_WHAT YOU HAVE TO DO:_
Scan the material below for the string "일반회원", and copy every line where it shows up.

_SOURCE RECORDS:_
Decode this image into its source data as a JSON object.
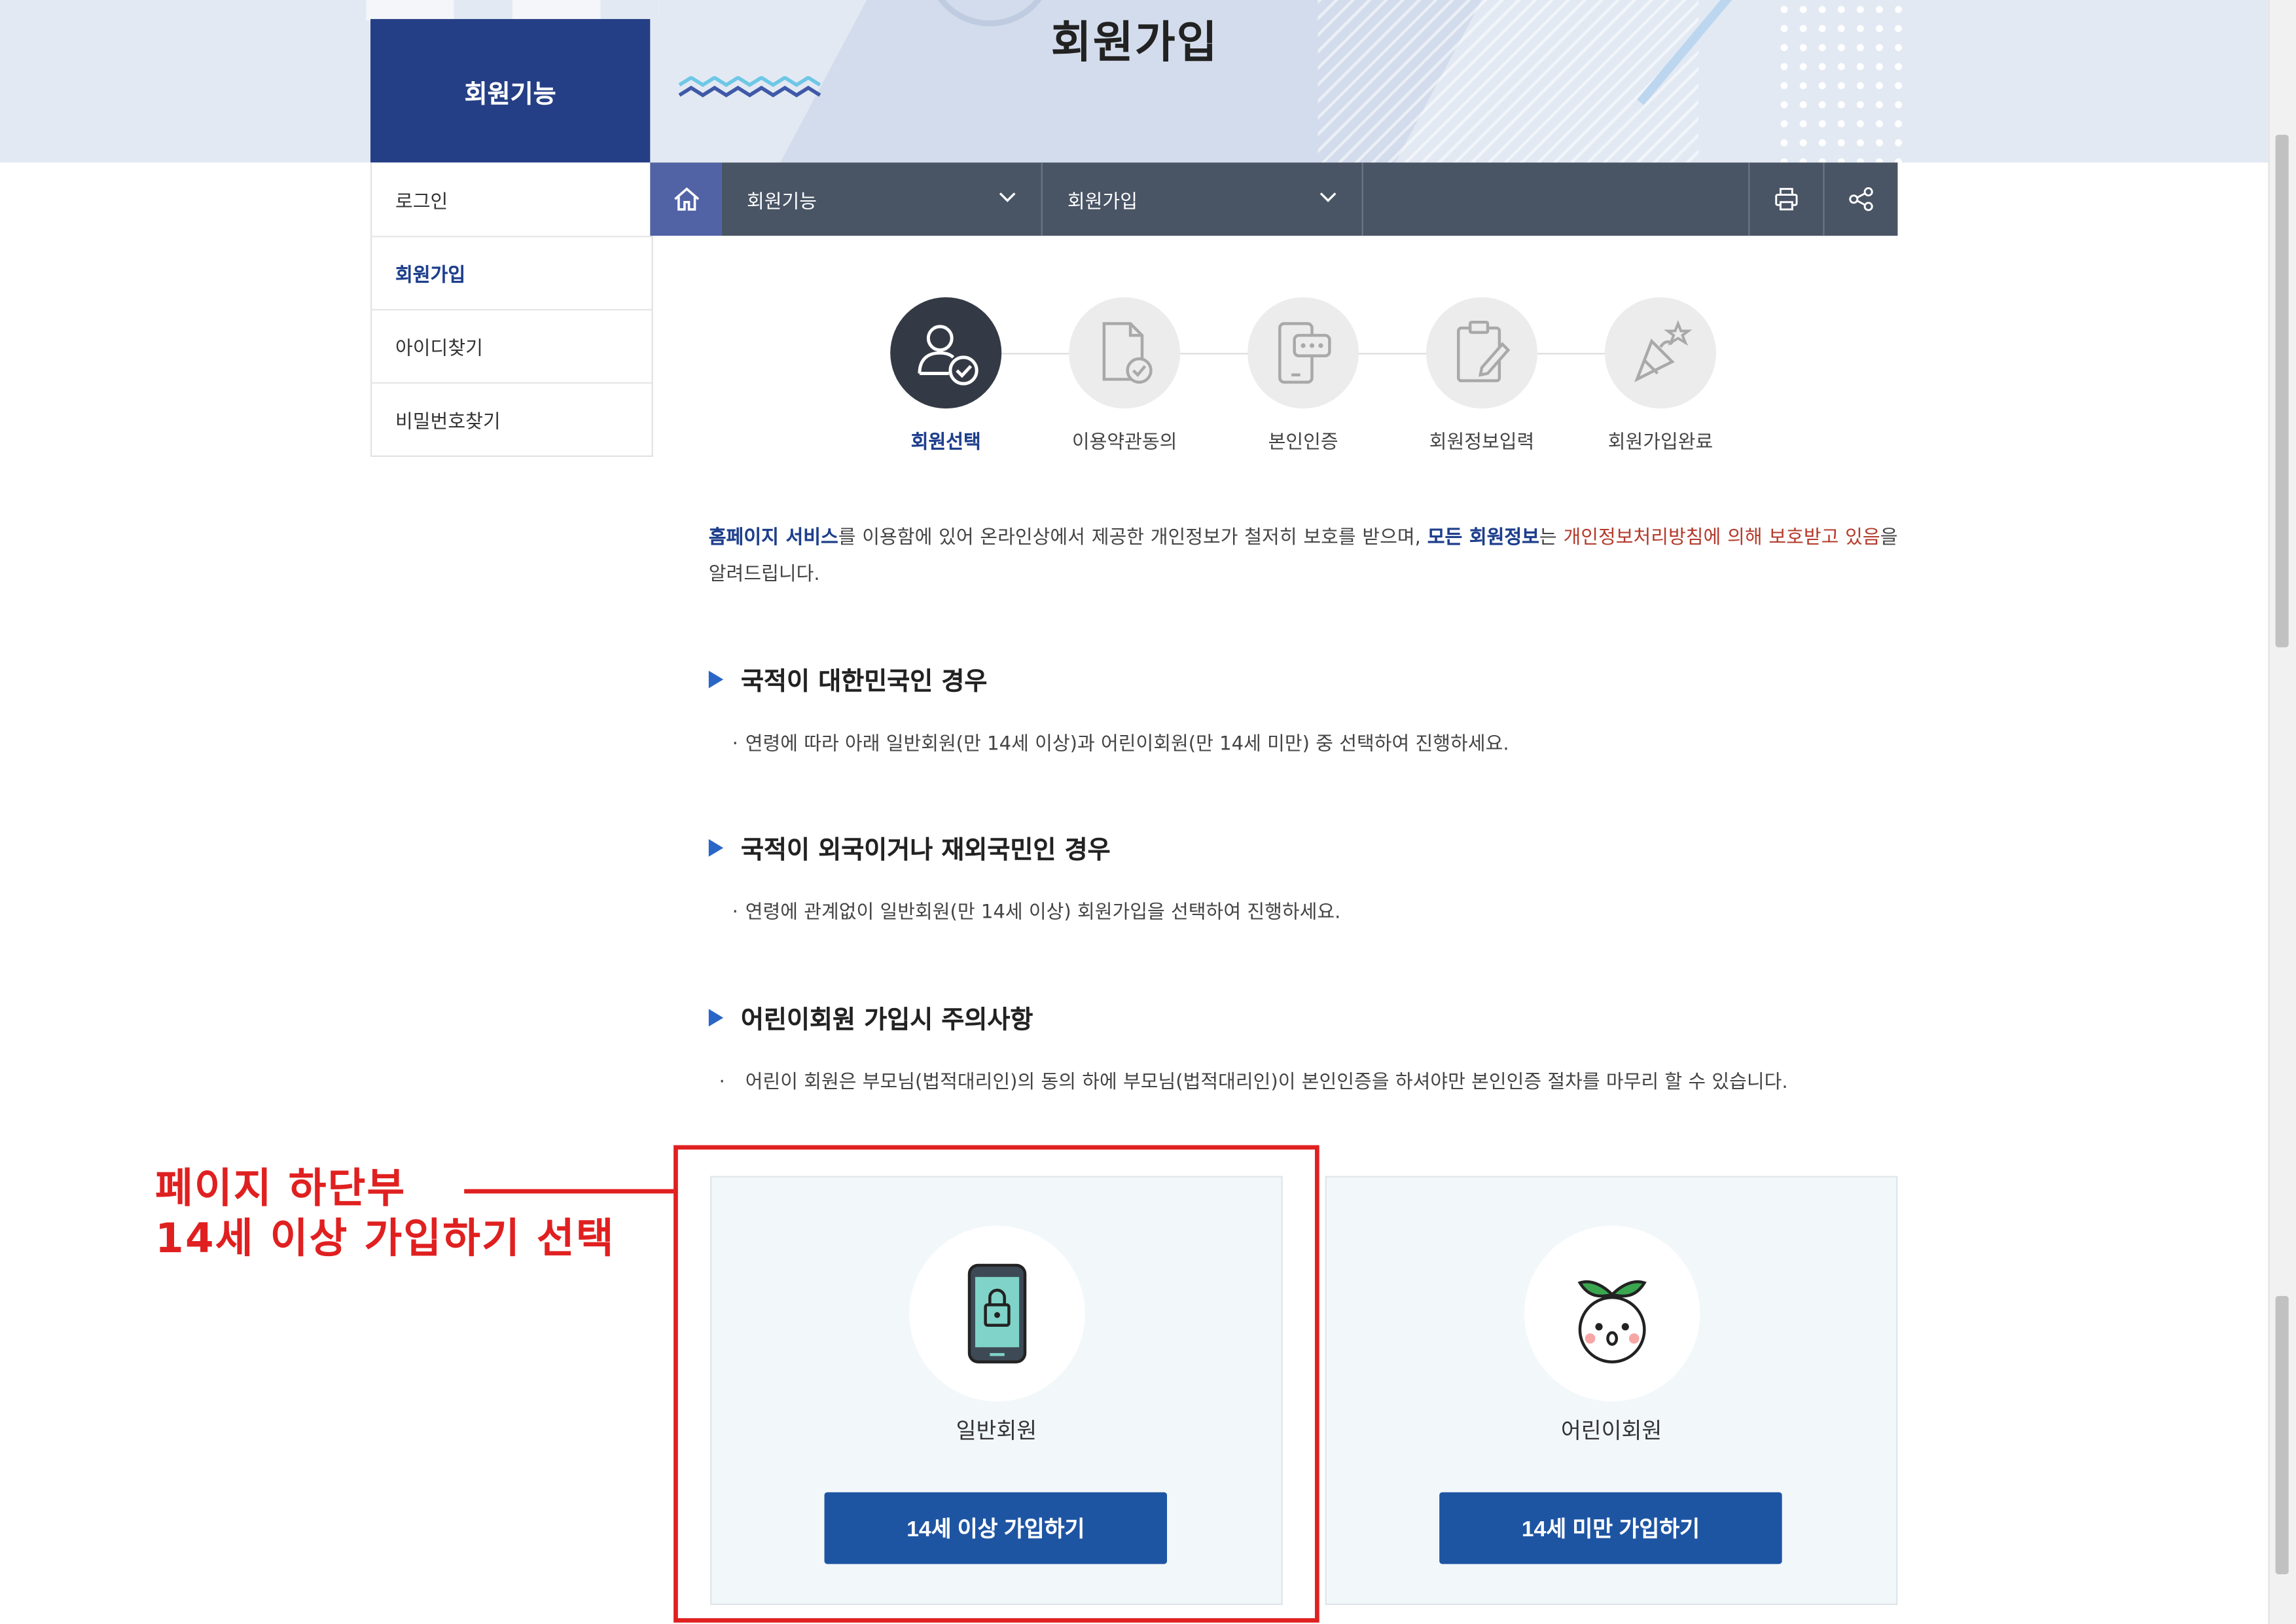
{
  "banner": {
    "title": "회원가입"
  },
  "sidebar": {
    "header": "회원기능",
    "items": [
      {
        "label": "로그인"
      },
      {
        "label": "회원가입"
      },
      {
        "label": "아이디찾기"
      },
      {
        "label": "비밀번호찾기"
      }
    ],
    "active_index": 1
  },
  "breadcrumb": {
    "home_icon": "home-icon",
    "level1": "회원기능",
    "level2": "회원가입",
    "print_icon": "print-icon",
    "share_icon": "share-icon"
  },
  "steps": [
    {
      "label": "회원선택",
      "icon": "user-check-icon",
      "active": true
    },
    {
      "label": "이용약관동의",
      "icon": "document-check-icon",
      "active": false
    },
    {
      "label": "본인인증",
      "icon": "phone-verify-icon",
      "active": false
    },
    {
      "label": "회원정보입력",
      "icon": "clipboard-edit-icon",
      "active": false
    },
    {
      "label": "회원가입완료",
      "icon": "party-popper-icon",
      "active": false
    }
  ],
  "intro": {
    "part1": "홈페이지 서비스",
    "part2": "를 이용함에 있어 온라인상에서 제공한 개인정보가 철저히 보호를 받으며, ",
    "part3": "모든 회원정보",
    "part4": "는 ",
    "part5": "개인정보처리방침에 의해 보호받고 있음",
    "part6": "을 알려드립니다."
  },
  "sections": [
    {
      "title": "국적이 대한민국인 경우",
      "body": "연령에 따라 아래 일반회원(만 14세 이상)과 어린이회원(만 14세 미만) 중 선택하여 진행하세요."
    },
    {
      "title": "국적이 외국이거나 재외국민인 경우",
      "body": "연령에 관계없이 일반회원(만 14세 이상) 회원가입을 선택하여 진행하세요."
    },
    {
      "title": "어린이회원 가입시 주의사항",
      "body": "어린이 회원은 부모님(법적대리인)의 동의 하에 부모님(법적대리인)이 본인인증을 하셔야만 본인인증 절차를 마무리 할 수 있습니다."
    }
  ],
  "bullet": "·",
  "cards": [
    {
      "label": "일반회원",
      "button": "14세 이상 가입하기",
      "icon": "locked-phone-icon"
    },
    {
      "label": "어린이회원",
      "button": "14세 미만 가입하기",
      "icon": "sprout-face-icon"
    }
  ],
  "annotation": {
    "line1": "페이지 하단부",
    "line2": "14세 이상 가입하기 선택",
    "color": "#e02020"
  },
  "colors": {
    "navy": "#253f86",
    "bar": "#495465",
    "home": "#5162a5",
    "button": "#1e55a3",
    "link_blue": "#1e3f8c",
    "link_red": "#b33a2b"
  }
}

_ANSWER BELOW:_
      "body": "연령에 따라 아래 일반회원(만 14세 이상)과 어린이회원(만 14세 미만) 중 선택하여 진행하세요."
      "body": "연령에 관계없이 일반회원(만 14세 이상) 회원가입을 선택하여 진행하세요."
      "label": "일반회원",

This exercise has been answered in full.